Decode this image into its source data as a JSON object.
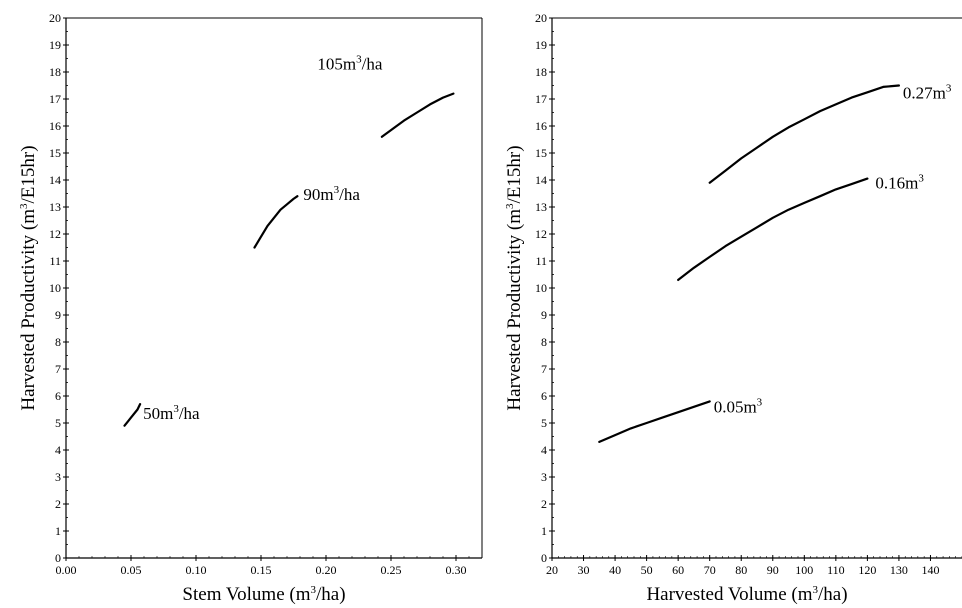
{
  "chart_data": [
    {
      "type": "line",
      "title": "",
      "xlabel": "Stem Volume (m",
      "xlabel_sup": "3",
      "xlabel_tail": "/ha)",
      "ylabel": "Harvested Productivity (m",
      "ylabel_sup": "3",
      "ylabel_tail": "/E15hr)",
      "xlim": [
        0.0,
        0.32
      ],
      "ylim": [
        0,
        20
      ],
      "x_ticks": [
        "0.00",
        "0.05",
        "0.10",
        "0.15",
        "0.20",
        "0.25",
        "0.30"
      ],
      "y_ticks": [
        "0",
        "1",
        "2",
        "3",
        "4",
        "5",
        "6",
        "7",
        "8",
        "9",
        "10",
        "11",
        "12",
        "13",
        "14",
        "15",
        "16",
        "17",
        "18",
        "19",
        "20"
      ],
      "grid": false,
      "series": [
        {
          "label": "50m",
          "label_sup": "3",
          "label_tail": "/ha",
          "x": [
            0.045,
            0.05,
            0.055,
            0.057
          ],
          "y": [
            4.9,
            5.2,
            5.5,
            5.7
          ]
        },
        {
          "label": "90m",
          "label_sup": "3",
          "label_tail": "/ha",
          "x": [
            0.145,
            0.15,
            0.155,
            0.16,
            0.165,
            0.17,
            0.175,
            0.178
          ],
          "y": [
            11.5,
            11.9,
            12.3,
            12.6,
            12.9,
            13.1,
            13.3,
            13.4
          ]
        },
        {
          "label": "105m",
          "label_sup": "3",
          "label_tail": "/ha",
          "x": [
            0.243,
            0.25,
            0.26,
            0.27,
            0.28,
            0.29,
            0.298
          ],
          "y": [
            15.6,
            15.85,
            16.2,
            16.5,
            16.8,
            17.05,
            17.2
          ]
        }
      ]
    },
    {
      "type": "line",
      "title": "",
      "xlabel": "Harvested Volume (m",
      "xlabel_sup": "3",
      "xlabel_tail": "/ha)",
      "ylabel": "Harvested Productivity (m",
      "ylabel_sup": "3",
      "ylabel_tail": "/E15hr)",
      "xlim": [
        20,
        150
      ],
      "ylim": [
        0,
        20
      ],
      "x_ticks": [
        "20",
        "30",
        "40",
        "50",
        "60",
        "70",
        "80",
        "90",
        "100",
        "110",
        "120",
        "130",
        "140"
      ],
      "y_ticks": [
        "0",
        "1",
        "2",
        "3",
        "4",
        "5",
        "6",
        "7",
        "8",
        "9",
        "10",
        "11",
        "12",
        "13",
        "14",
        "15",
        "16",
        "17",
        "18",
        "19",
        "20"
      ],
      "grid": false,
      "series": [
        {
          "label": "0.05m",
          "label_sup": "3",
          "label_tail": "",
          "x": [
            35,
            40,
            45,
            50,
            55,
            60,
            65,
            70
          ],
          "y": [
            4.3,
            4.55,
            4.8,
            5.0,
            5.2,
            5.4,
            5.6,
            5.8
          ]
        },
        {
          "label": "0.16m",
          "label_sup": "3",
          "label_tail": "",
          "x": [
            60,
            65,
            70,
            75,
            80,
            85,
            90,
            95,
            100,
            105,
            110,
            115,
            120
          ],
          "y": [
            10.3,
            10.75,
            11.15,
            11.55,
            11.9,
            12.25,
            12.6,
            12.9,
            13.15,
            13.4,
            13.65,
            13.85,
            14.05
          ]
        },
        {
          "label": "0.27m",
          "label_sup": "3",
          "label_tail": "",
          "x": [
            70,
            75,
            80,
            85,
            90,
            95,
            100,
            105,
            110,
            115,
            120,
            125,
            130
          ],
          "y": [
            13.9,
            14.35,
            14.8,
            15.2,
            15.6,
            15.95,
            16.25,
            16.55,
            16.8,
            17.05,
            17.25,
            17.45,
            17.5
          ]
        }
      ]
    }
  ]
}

### EXERCISE INSTRUCTIONS
Would you return the data exactly as written, without the pictures?

### THE SOLUTION
Decode this image into its source data as a JSON object.
{
  "chart_data": [
    {
      "type": "line",
      "title": "",
      "xlabel": "Stem Volume (m",
      "xlabel_sup": "3",
      "xlabel_tail": "/ha)",
      "ylabel": "Harvested Productivity (m",
      "ylabel_sup": "3",
      "ylabel_tail": "/E15hr)",
      "xlim": [
        0.0,
        0.32
      ],
      "ylim": [
        0,
        20
      ],
      "x_ticks": [
        "0.00",
        "0.05",
        "0.10",
        "0.15",
        "0.20",
        "0.25",
        "0.30"
      ],
      "y_ticks": [
        "0",
        "1",
        "2",
        "3",
        "4",
        "5",
        "6",
        "7",
        "8",
        "9",
        "10",
        "11",
        "12",
        "13",
        "14",
        "15",
        "16",
        "17",
        "18",
        "19",
        "20"
      ],
      "grid": false,
      "series": [
        {
          "label": "50m",
          "label_sup": "3",
          "label_tail": "/ha",
          "x": [
            0.045,
            0.05,
            0.055,
            0.057
          ],
          "y": [
            4.9,
            5.2,
            5.5,
            5.7
          ]
        },
        {
          "label": "90m",
          "label_sup": "3",
          "label_tail": "/ha",
          "x": [
            0.145,
            0.15,
            0.155,
            0.16,
            0.165,
            0.17,
            0.175,
            0.178
          ],
          "y": [
            11.5,
            11.9,
            12.3,
            12.6,
            12.9,
            13.1,
            13.3,
            13.4
          ]
        },
        {
          "label": "105m",
          "label_sup": "3",
          "label_tail": "/ha",
          "x": [
            0.243,
            0.25,
            0.26,
            0.27,
            0.28,
            0.29,
            0.298
          ],
          "y": [
            15.6,
            15.85,
            16.2,
            16.5,
            16.8,
            17.05,
            17.2
          ]
        }
      ]
    },
    {
      "type": "line",
      "title": "",
      "xlabel": "Harvested Volume (m",
      "xlabel_sup": "3",
      "xlabel_tail": "/ha)",
      "ylabel": "Harvested Productivity (m",
      "ylabel_sup": "3",
      "ylabel_tail": "/E15hr)",
      "xlim": [
        20,
        150
      ],
      "ylim": [
        0,
        20
      ],
      "x_ticks": [
        "20",
        "30",
        "40",
        "50",
        "60",
        "70",
        "80",
        "90",
        "100",
        "110",
        "120",
        "130",
        "140"
      ],
      "y_ticks": [
        "0",
        "1",
        "2",
        "3",
        "4",
        "5",
        "6",
        "7",
        "8",
        "9",
        "10",
        "11",
        "12",
        "13",
        "14",
        "15",
        "16",
        "17",
        "18",
        "19",
        "20"
      ],
      "grid": false,
      "series": [
        {
          "label": "0.05m",
          "label_sup": "3",
          "label_tail": "",
          "x": [
            35,
            40,
            45,
            50,
            55,
            60,
            65,
            70
          ],
          "y": [
            4.3,
            4.55,
            4.8,
            5.0,
            5.2,
            5.4,
            5.6,
            5.8
          ]
        },
        {
          "label": "0.16m",
          "label_sup": "3",
          "label_tail": "",
          "x": [
            60,
            65,
            70,
            75,
            80,
            85,
            90,
            95,
            100,
            105,
            110,
            115,
            120
          ],
          "y": [
            10.3,
            10.75,
            11.15,
            11.55,
            11.9,
            12.25,
            12.6,
            12.9,
            13.15,
            13.4,
            13.65,
            13.85,
            14.05
          ]
        },
        {
          "label": "0.27m",
          "label_sup": "3",
          "label_tail": "",
          "x": [
            70,
            75,
            80,
            85,
            90,
            95,
            100,
            105,
            110,
            115,
            120,
            125,
            130
          ],
          "y": [
            13.9,
            14.35,
            14.8,
            15.2,
            15.6,
            15.95,
            16.25,
            16.55,
            16.8,
            17.05,
            17.25,
            17.45,
            17.5
          ]
        }
      ]
    }
  ]
}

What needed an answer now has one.